Required work:
Reproduce all of the listing below without alteration.

[START]

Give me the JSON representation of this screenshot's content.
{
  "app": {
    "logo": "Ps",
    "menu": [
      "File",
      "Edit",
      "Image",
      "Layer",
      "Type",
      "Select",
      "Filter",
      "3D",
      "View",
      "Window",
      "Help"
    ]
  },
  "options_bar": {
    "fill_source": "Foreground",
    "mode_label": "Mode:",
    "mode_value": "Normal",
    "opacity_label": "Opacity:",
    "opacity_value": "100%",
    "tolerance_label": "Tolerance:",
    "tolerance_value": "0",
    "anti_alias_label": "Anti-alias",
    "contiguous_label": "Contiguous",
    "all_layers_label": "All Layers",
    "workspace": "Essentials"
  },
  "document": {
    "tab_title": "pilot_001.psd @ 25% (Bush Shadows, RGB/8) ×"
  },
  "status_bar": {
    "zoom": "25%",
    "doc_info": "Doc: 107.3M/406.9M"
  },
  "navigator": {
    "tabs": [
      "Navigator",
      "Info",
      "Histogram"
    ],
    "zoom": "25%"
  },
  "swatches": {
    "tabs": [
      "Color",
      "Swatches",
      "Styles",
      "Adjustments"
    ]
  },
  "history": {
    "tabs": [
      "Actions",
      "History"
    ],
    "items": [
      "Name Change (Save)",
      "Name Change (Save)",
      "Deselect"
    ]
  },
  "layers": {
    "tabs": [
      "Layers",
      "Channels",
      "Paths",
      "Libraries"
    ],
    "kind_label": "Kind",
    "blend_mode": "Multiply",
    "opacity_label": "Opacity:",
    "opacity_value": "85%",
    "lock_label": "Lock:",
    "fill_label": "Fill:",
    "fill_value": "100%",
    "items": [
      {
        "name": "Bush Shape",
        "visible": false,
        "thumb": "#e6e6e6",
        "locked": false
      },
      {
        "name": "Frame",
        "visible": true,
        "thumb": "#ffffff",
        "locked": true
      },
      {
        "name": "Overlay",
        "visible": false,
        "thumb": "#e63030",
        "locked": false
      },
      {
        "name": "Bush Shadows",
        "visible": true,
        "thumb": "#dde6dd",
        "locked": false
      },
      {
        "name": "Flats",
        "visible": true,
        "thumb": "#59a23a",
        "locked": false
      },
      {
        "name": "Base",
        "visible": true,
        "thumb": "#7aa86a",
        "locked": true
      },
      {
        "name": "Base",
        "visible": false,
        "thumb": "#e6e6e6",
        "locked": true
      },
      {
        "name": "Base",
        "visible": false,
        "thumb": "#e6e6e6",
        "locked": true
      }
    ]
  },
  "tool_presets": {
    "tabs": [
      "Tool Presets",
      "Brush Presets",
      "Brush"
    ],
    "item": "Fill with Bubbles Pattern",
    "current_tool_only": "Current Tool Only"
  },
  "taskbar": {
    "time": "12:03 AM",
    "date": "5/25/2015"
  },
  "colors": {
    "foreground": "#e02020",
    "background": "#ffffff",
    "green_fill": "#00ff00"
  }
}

[END]

Task solution:
Give me the JSON representation of this screenshot's content.
{
  "app": {
    "logo": "Ps",
    "menu": [
      "File",
      "Edit",
      "Image",
      "Layer",
      "Type",
      "Select",
      "Filter",
      "3D",
      "View",
      "Window",
      "Help"
    ]
  },
  "options_bar": {
    "fill_source": "Foreground",
    "mode_label": "Mode:",
    "mode_value": "Normal",
    "opacity_label": "Opacity:",
    "opacity_value": "100%",
    "tolerance_label": "Tolerance:",
    "tolerance_value": "0",
    "anti_alias_label": "Anti-alias",
    "contiguous_label": "Contiguous",
    "all_layers_label": "All Layers",
    "workspace": "Essentials"
  },
  "document": {
    "tab_title": "pilot_001.psd @ 25% (Bush Shadows, RGB/8) ×"
  },
  "status_bar": {
    "zoom": "25%",
    "doc_info": "Doc: 107.3M/406.9M"
  },
  "navigator": {
    "tabs": [
      "Navigator",
      "Info",
      "Histogram"
    ],
    "zoom": "25%"
  },
  "swatches": {
    "tabs": [
      "Color",
      "Swatches",
      "Styles",
      "Adjustments"
    ]
  },
  "history": {
    "tabs": [
      "Actions",
      "History"
    ],
    "items": [
      "Name Change (Save)",
      "Name Change (Save)",
      "Deselect"
    ]
  },
  "layers": {
    "tabs": [
      "Layers",
      "Channels",
      "Paths",
      "Libraries"
    ],
    "kind_label": "Kind",
    "blend_mode": "Multiply",
    "opacity_label": "Opacity:",
    "opacity_value": "85%",
    "lock_label": "Lock:",
    "fill_label": "Fill:",
    "fill_value": "100%",
    "items": [
      {
        "name": "Bush Shape",
        "visible": false,
        "thumb": "#e6e6e6",
        "locked": false
      },
      {
        "name": "Frame",
        "visible": true,
        "thumb": "#ffffff",
        "locked": true
      },
      {
        "name": "Overlay",
        "visible": false,
        "thumb": "#e63030",
        "locked": false
      },
      {
        "name": "Bush Shadows",
        "visible": true,
        "thumb": "#dde6dd",
        "locked": false
      },
      {
        "name": "Flats",
        "visible": true,
        "thumb": "#59a23a",
        "locked": false
      },
      {
        "name": "Base",
        "visible": true,
        "thumb": "#7aa86a",
        "locked": true
      },
      {
        "name": "Base",
        "visible": false,
        "thumb": "#e6e6e6",
        "locked": true
      },
      {
        "name": "Base",
        "visible": false,
        "thumb": "#e6e6e6",
        "locked": true
      }
    ]
  },
  "tool_presets": {
    "tabs": [
      "Tool Presets",
      "Brush Presets",
      "Brush"
    ],
    "item": "Fill with Bubbles Pattern",
    "current_tool_only": "Current Tool Only"
  },
  "taskbar": {
    "time": "12:03 AM",
    "date": "5/25/2015"
  },
  "colors": {
    "foreground": "#e02020",
    "background": "#ffffff",
    "green_fill": "#00ff00"
  }
}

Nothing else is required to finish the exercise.